Explore All Your Senses…

I see you ~ Have you ever met someone who sees you clearer than any other human being on the planet…including yourself.  It can be your best friend, parent, lover or partner. Seeing someones true self is a very intimate connection, that takes time. Not everyone is an open book or easily read which makes it harder, and not everyone is able or wants to expose their true self to others. Every now and then we meet that special person who sees right past our exterior to the juicy centre of who we truly are. When someone does see you for who you are, it makes you accountable to yourself. They become your second conscience. These unique human beings make us want to be better people.

I hear you ~ We all want our voice to be heard. In order to hear you must listen. Listening is the key to any good relationship in my eyes. Listening is learning and learning is what life is all about. Listen, learn, understand and accept the words you hear. Be open.

I feel you ~ When you open yourself to those around you, you become in-tune with their energy. Energy from a connection with another human being can be felt without even touching the surface of our skin. I feel you is more than physical.
▬▬▬▬▬▬
● **Tasks to carry out**:
#1 Answer these questions about the piece on the senses:
(a) In the "I see you" section, what does a person who sees you for who you are become?
(b) In the "I hear you" section, what must you do in order to hear?
(c) In the "I feel you" section, what do you become in tune with when you open yourself to those around you?
#2 Please reproduce the piece on the senses word for word, beginning at the words "I feel you ~ When" and ending after the words "more than physical.".
▬▬▬▬▬▬
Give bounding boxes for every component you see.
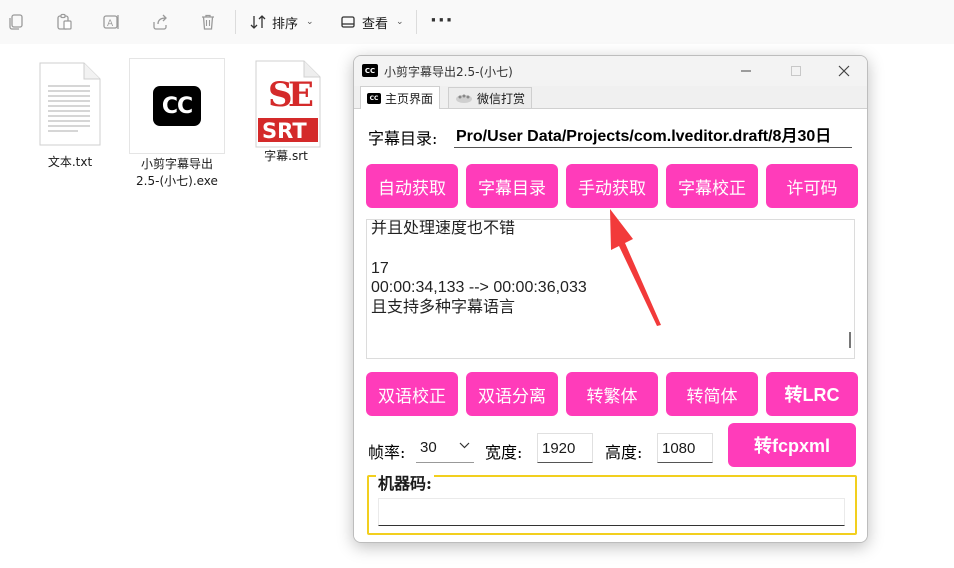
chevron-down-icon <box>459 441 470 452</box>
minimize-icon <box>741 70 751 72</box>
red-arrow-annotation <box>610 209 661 326</box>
subtitle-dir-input[interactable]: Pro/User Data/Projects/com.lveditor.draf… <box>454 122 852 148</box>
share-icon[interactable] <box>142 4 178 40</box>
bilingual-split-button[interactable]: 双语分离 <box>466 372 558 416</box>
cc-app-icon: CC <box>362 64 378 77</box>
width-label: 宽度: <box>485 443 523 462</box>
view-label: 查看 <box>362 16 389 32</box>
cc-app-icon: CC <box>129 58 225 154</box>
close-button[interactable] <box>824 60 864 82</box>
to-fcpxml-button[interactable]: 转fcpxml <box>728 423 856 467</box>
auto-fetch-button[interactable]: 自动获取 <box>366 164 458 208</box>
height-input[interactable]: 1080 <box>657 433 713 463</box>
subtitle-correct-button[interactable]: 字幕校正 <box>666 164 758 208</box>
title-bar[interactable]: CC 小剪字幕导出2.5-(小七) <box>354 56 867 86</box>
svg-text:SRT: SRT <box>262 119 307 143</box>
chevron-down-icon: ⌄ <box>396 17 404 27</box>
file-name: 字幕.srt <box>264 149 308 163</box>
maximize-icon <box>791 66 801 76</box>
subtitle-dir-button[interactable]: 字幕目录 <box>466 164 558 208</box>
maximize-button <box>776 60 816 82</box>
sort-label: 排序 <box>272 16 299 32</box>
copy-icon[interactable] <box>0 4 34 40</box>
tab-wechat-tip[interactable]: 微信打赏 <box>448 87 533 108</box>
framerate-value: 30 <box>420 439 437 456</box>
license-code-button[interactable]: 许可码 <box>766 164 858 208</box>
file-item-srt[interactable]: S E SRT 字幕.srt <box>236 60 336 165</box>
window-title: 小剪字幕导出2.5-(小七) <box>384 65 513 79</box>
framerate-select[interactable]: 30 <box>416 433 474 463</box>
view-button[interactable]: 查看 ⌄ <box>340 6 404 38</box>
svg-text:E: E <box>288 75 314 115</box>
explorer-toolbar: A 排序 ⌄ 查看 ⌄ ··· <box>0 0 954 44</box>
to-traditional-button[interactable]: 转繁体 <box>566 372 658 416</box>
to-lrc-button[interactable]: 转LRC <box>766 372 858 416</box>
close-icon <box>838 65 850 77</box>
tab-bar: CC 主页界面 微信打赏 <box>354 86 867 109</box>
file-name-line2: 2.5-(小七).exe <box>136 174 218 188</box>
text-file-icon <box>38 62 102 146</box>
srt-file-icon: S E SRT <box>254 60 321 148</box>
toolbar-divider <box>416 10 417 34</box>
to-simplified-button[interactable]: 转简体 <box>666 372 758 416</box>
view-icon <box>341 16 355 28</box>
scrollbar-thumb[interactable] <box>849 332 851 348</box>
paste-icon[interactable] <box>46 4 82 40</box>
file-name: 文本.txt <box>47 155 93 169</box>
machine-code-input[interactable] <box>378 498 845 526</box>
sort-icon <box>250 15 266 29</box>
machine-code-label: 机器码: <box>376 474 434 493</box>
minimize-button[interactable] <box>726 60 766 82</box>
width-input[interactable]: 1920 <box>537 433 593 463</box>
framerate-label: 帧率: <box>368 443 406 462</box>
bilingual-correct-button[interactable]: 双语校正 <box>366 372 458 416</box>
svg-text:A: A <box>107 19 114 29</box>
more-options-icon[interactable]: ··· <box>430 10 454 31</box>
rename-icon[interactable]: A <box>94 4 130 40</box>
height-label: 高度: <box>605 443 643 462</box>
cc-logo: CC <box>153 86 201 126</box>
cc-icon: CC <box>367 92 381 104</box>
sort-button[interactable]: 排序 ⌄ <box>250 6 314 38</box>
wechat-tip-icon <box>456 94 472 103</box>
file-item-exe[interactable]: CC 小剪字幕导出 2.5-(小七).exe <box>127 58 227 190</box>
subtitle-dir-label: 字幕目录: <box>368 129 438 148</box>
tab-home[interactable]: CC 主页界面 <box>360 86 441 109</box>
toolbar-divider <box>235 10 236 34</box>
file-item-text[interactable]: 文本.txt <box>20 62 120 171</box>
file-name-line1: 小剪字幕导出 <box>140 157 213 171</box>
delete-icon[interactable] <box>190 4 226 40</box>
chevron-down-icon: ⌄ <box>306 17 314 27</box>
tab-label: 主页界面 <box>385 91 434 106</box>
tab-label: 微信打赏 <box>477 91 526 106</box>
manual-fetch-button[interactable]: 手动获取 <box>566 164 658 208</box>
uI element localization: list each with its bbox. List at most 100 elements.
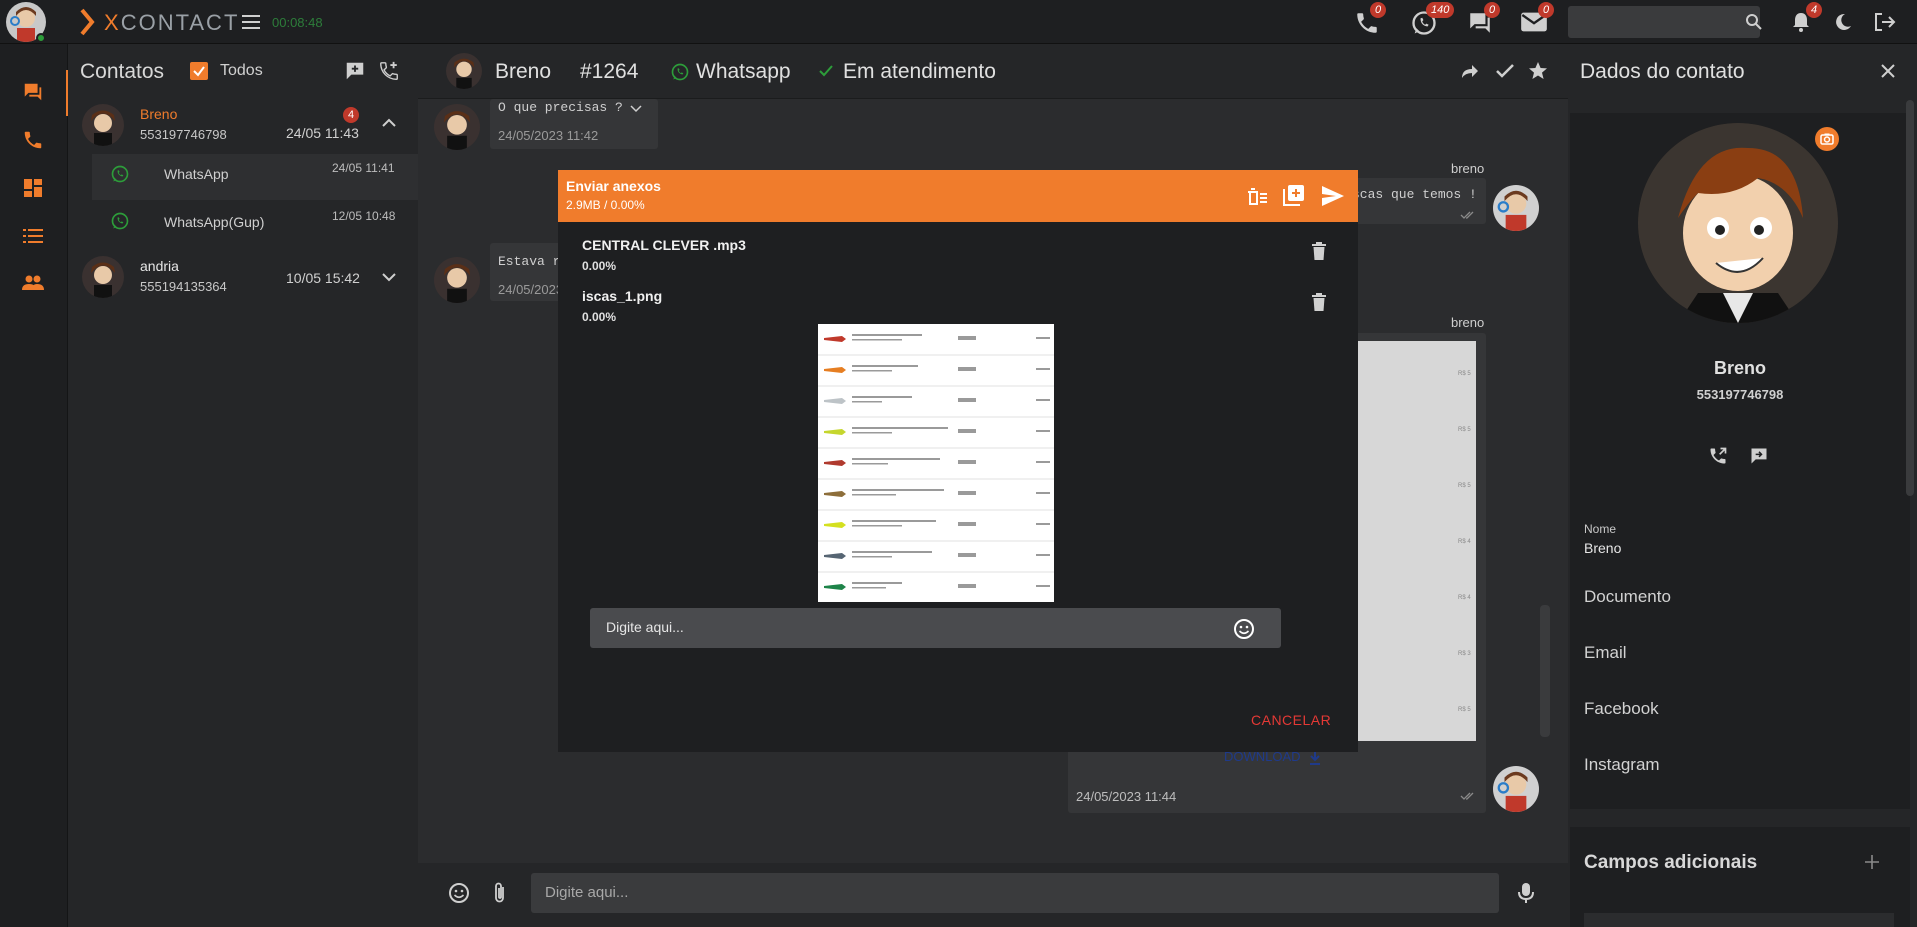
attachment-name: CENTRAL CLEVER .mp3 bbox=[582, 237, 746, 253]
emoji-icon[interactable] bbox=[448, 882, 470, 904]
modal-title: Enviar anexos bbox=[566, 178, 661, 194]
moon-icon[interactable] bbox=[1833, 12, 1853, 32]
chevron-down-icon[interactable] bbox=[630, 103, 642, 113]
message-date: 24/05/2023 11:44 bbox=[1076, 789, 1177, 804]
double-check-icon bbox=[1460, 210, 1476, 220]
remove-all-icon[interactable] bbox=[1246, 186, 1268, 206]
message-date: 24/05/2023 11:42 bbox=[498, 128, 599, 143]
chat-message-input[interactable]: Digite aqui... bbox=[531, 873, 1499, 913]
finish-check-icon[interactable] bbox=[1495, 63, 1515, 79]
brand-name: XCONTACT bbox=[104, 10, 240, 35]
chat-channel: Whatsapp bbox=[696, 60, 791, 83]
people-icon[interactable] bbox=[22, 275, 44, 291]
star-icon[interactable] bbox=[1528, 61, 1548, 81]
message-date: 24/05/2023 bbox=[498, 282, 564, 297]
documento-field[interactable]: Documento bbox=[1584, 587, 1671, 607]
close-icon[interactable] bbox=[1880, 63, 1896, 79]
search-input[interactable] bbox=[1568, 6, 1760, 38]
forward-icon[interactable] bbox=[1460, 62, 1480, 80]
delete-icon[interactable] bbox=[1312, 242, 1326, 260]
dashboard-icon[interactable] bbox=[23, 178, 43, 198]
whatsapp-icon bbox=[670, 62, 690, 82]
todos-label: Todos bbox=[220, 62, 263, 79]
microphone-icon[interactable] bbox=[1518, 882, 1534, 904]
chat-icon[interactable] bbox=[22, 81, 44, 103]
change-photo-camera-icon[interactable] bbox=[1815, 127, 1839, 151]
add-call-icon[interactable] bbox=[378, 60, 400, 82]
channel-time: 24/05 11:41 bbox=[332, 161, 395, 175]
add-field-icon[interactable] bbox=[1864, 854, 1880, 870]
online-status-dot bbox=[36, 33, 46, 43]
whatsapp-icon bbox=[110, 164, 130, 184]
brand-logo bbox=[80, 8, 102, 36]
facebook-field[interactable]: Facebook bbox=[1584, 699, 1659, 719]
chat-badge: 0 bbox=[1484, 2, 1501, 18]
contact-name: Breno bbox=[140, 106, 178, 122]
additional-field-input[interactable] bbox=[1584, 913, 1894, 927]
contact-time: 24/05 11:43 bbox=[286, 125, 359, 141]
emoji-icon[interactable] bbox=[1233, 618, 1255, 640]
message-contact-icon[interactable] bbox=[1749, 446, 1769, 466]
cancel-button[interactable]: CANCELAR bbox=[1251, 712, 1331, 728]
chat-contact-name: Breno bbox=[495, 60, 552, 83]
contact-large-avatar bbox=[1638, 123, 1838, 323]
nome-value[interactable]: Breno bbox=[1584, 540, 1621, 556]
attachments-modal-header bbox=[558, 170, 1358, 222]
new-chat-icon[interactable] bbox=[344, 60, 366, 82]
chevron-down-icon[interactable] bbox=[382, 272, 396, 282]
phone-badge: 0 bbox=[1370, 2, 1387, 18]
panel-scrollbar[interactable] bbox=[1906, 100, 1914, 496]
message-avatar bbox=[434, 257, 480, 303]
chat-contact-avatar bbox=[446, 53, 482, 89]
logout-icon[interactable] bbox=[1874, 12, 1896, 32]
search-icon[interactable] bbox=[1745, 13, 1763, 31]
message-text: Estava r bbox=[498, 254, 561, 269]
modal-size-progress: 2.9MB / 0.00% bbox=[566, 198, 645, 212]
channel-label: WhatsApp bbox=[164, 166, 229, 182]
instagram-field[interactable]: Instagram bbox=[1584, 755, 1660, 775]
chat-status: Em atendimento bbox=[843, 60, 996, 83]
contact-details-title: Dados do contato bbox=[1580, 60, 1745, 83]
channel-time: 12/05 10:48 bbox=[332, 209, 396, 223]
phone-icon[interactable] bbox=[22, 129, 44, 151]
chat-input-placeholder: Digite aqui... bbox=[545, 884, 629, 901]
attachment-image-preview bbox=[818, 324, 1054, 602]
top-bar: XCONTACT 00:08:48 0 140 0 0 4 bbox=[0, 0, 1917, 44]
mail-badge: 0 bbox=[1538, 2, 1555, 18]
attach-icon[interactable] bbox=[492, 881, 508, 905]
attachment-name: iscas_1.png bbox=[582, 288, 663, 304]
additional-fields-card bbox=[1570, 827, 1910, 927]
check-icon bbox=[818, 64, 834, 78]
channel-label: WhatsApp(Gup) bbox=[164, 214, 265, 230]
send-icon[interactable] bbox=[1321, 185, 1345, 207]
delete-icon[interactable] bbox=[1312, 293, 1326, 311]
message-text: scas que temos ! bbox=[1352, 187, 1477, 202]
chat-scrollbar[interactable] bbox=[1540, 605, 1550, 737]
email-field[interactable]: Email bbox=[1584, 643, 1627, 663]
contact-display-name: Breno bbox=[1713, 358, 1766, 378]
attachment-progress: 0.00% bbox=[582, 310, 617, 324]
chevron-up-icon[interactable] bbox=[382, 118, 396, 128]
message-sender: breno bbox=[1451, 315, 1485, 330]
menu-icon[interactable] bbox=[242, 14, 260, 30]
unread-badge: 4 bbox=[343, 107, 360, 123]
list-icon[interactable] bbox=[23, 228, 43, 244]
attachment-caption-input[interactable]: Digite aqui... bbox=[590, 608, 1281, 648]
contact-name: andria bbox=[140, 258, 179, 274]
whatsapp-badge: 140 bbox=[1426, 2, 1455, 18]
download-icon[interactable] bbox=[1309, 751, 1321, 765]
image-attachment[interactable]: R$ 5 R$ 5 R$ 5 R$ 4 R$ 4 R$ 3 R$ 5 bbox=[1358, 341, 1476, 741]
session-timer: 00:08:48 bbox=[272, 15, 323, 30]
contact-time: 10/05 15:42 bbox=[286, 270, 360, 286]
call-contact-icon[interactable] bbox=[1708, 446, 1728, 466]
todos-checkbox[interactable] bbox=[190, 62, 208, 80]
caption-placeholder: Digite aqui... bbox=[606, 619, 684, 635]
agent-avatar bbox=[1493, 185, 1539, 231]
contact-display-phone: 553197746798 bbox=[1696, 387, 1784, 402]
agent-avatar bbox=[1493, 766, 1539, 812]
add-file-icon[interactable] bbox=[1283, 184, 1305, 206]
contact-avatar bbox=[82, 104, 124, 146]
double-check-icon bbox=[1460, 791, 1476, 801]
message-text: O que precisas ? bbox=[498, 100, 623, 115]
contact-phone: 553197746798 bbox=[140, 127, 227, 142]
▬▬▬▬▬▬
● **Task solutions**:
#1
(a) Your second conscience.
(b) Listen.
(c) Their energy.

#2
I feel you ~ When you open yourself to those around you, you become in-tune with their energy. Energy from a connection with another human being can be felt without even touching the surface of our skin. I feel you is more than physical.